Repeat the material in full. Keep every line exactly as it is.

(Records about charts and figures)
━━━━
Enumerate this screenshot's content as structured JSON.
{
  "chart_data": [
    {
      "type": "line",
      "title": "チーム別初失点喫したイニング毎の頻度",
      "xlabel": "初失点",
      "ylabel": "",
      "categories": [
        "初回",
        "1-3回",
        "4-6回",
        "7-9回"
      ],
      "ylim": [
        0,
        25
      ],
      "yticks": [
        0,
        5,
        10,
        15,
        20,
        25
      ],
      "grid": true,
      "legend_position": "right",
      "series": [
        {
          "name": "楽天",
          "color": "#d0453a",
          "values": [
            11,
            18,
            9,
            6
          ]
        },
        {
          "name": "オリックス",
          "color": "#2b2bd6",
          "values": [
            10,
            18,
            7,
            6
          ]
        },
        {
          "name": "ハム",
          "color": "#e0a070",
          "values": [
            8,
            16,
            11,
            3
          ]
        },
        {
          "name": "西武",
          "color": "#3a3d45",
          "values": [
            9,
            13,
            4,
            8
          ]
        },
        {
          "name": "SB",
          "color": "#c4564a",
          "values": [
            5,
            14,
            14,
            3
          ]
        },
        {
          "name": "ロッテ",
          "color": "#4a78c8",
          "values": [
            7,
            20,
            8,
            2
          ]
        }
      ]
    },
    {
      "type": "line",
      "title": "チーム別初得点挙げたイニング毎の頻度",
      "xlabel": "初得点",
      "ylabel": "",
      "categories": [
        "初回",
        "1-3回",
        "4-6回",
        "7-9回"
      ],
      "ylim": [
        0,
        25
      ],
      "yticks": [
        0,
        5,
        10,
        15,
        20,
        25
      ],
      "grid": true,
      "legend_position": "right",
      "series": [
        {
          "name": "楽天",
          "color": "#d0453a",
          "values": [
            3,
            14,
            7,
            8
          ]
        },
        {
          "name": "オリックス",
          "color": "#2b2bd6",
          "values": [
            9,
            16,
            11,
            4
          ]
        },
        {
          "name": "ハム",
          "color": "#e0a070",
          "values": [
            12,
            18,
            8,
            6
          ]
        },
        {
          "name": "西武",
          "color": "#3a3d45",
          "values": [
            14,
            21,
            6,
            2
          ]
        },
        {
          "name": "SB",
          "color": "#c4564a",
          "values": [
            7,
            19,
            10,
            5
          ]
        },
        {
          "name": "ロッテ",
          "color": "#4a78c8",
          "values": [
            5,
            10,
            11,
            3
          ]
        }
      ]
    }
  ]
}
━━━━
§ **Full solution**
Enumerate this screenshot's content as structured JSON.
{
  "chart_data": [
    {
      "type": "line",
      "title": "チーム別初失点喫したイニング毎の頻度",
      "xlabel": "初失点",
      "ylabel": "",
      "categories": [
        "初回",
        "1-3回",
        "4-6回",
        "7-9回"
      ],
      "ylim": [
        0,
        25
      ],
      "yticks": [
        0,
        5,
        10,
        15,
        20,
        25
      ],
      "grid": true,
      "legend_position": "right",
      "series": [
        {
          "name": "楽天",
          "color": "#d0453a",
          "values": [
            11,
            18,
            9,
            6
          ]
        },
        {
          "name": "オリックス",
          "color": "#2b2bd6",
          "values": [
            10,
            18,
            7,
            6
          ]
        },
        {
          "name": "ハム",
          "color": "#e0a070",
          "values": [
            8,
            16,
            11,
            3
          ]
        },
        {
          "name": "西武",
          "color": "#3a3d45",
          "values": [
            9,
            13,
            4,
            8
          ]
        },
        {
          "name": "SB",
          "color": "#c4564a",
          "values": [
            5,
            14,
            14,
            3
          ]
        },
        {
          "name": "ロッテ",
          "color": "#4a78c8",
          "values": [
            7,
            20,
            8,
            2
          ]
        }
      ]
    },
    {
      "type": "line",
      "title": "チーム別初得点挙げたイニング毎の頻度",
      "xlabel": "初得点",
      "ylabel": "",
      "categories": [
        "初回",
        "1-3回",
        "4-6回",
        "7-9回"
      ],
      "ylim": [
        0,
        25
      ],
      "yticks": [
        0,
        5,
        10,
        15,
        20,
        25
      ],
      "grid": true,
      "legend_position": "right",
      "series": [
        {
          "name": "楽天",
          "color": "#d0453a",
          "values": [
            3,
            14,
            7,
            8
          ]
        },
        {
          "name": "オリックス",
          "color": "#2b2bd6",
          "values": [
            9,
            16,
            11,
            4
          ]
        },
        {
          "name": "ハム",
          "color": "#e0a070",
          "values": [
            12,
            18,
            8,
            6
          ]
        },
        {
          "name": "西武",
          "color": "#3a3d45",
          "values": [
            14,
            21,
            6,
            2
          ]
        },
        {
          "name": "SB",
          "color": "#c4564a",
          "values": [
            7,
            19,
            10,
            5
          ]
        },
        {
          "name": "ロッテ",
          "color": "#4a78c8",
          "values": [
            5,
            10,
            11,
            3
          ]
        }
      ]
    }
  ]
}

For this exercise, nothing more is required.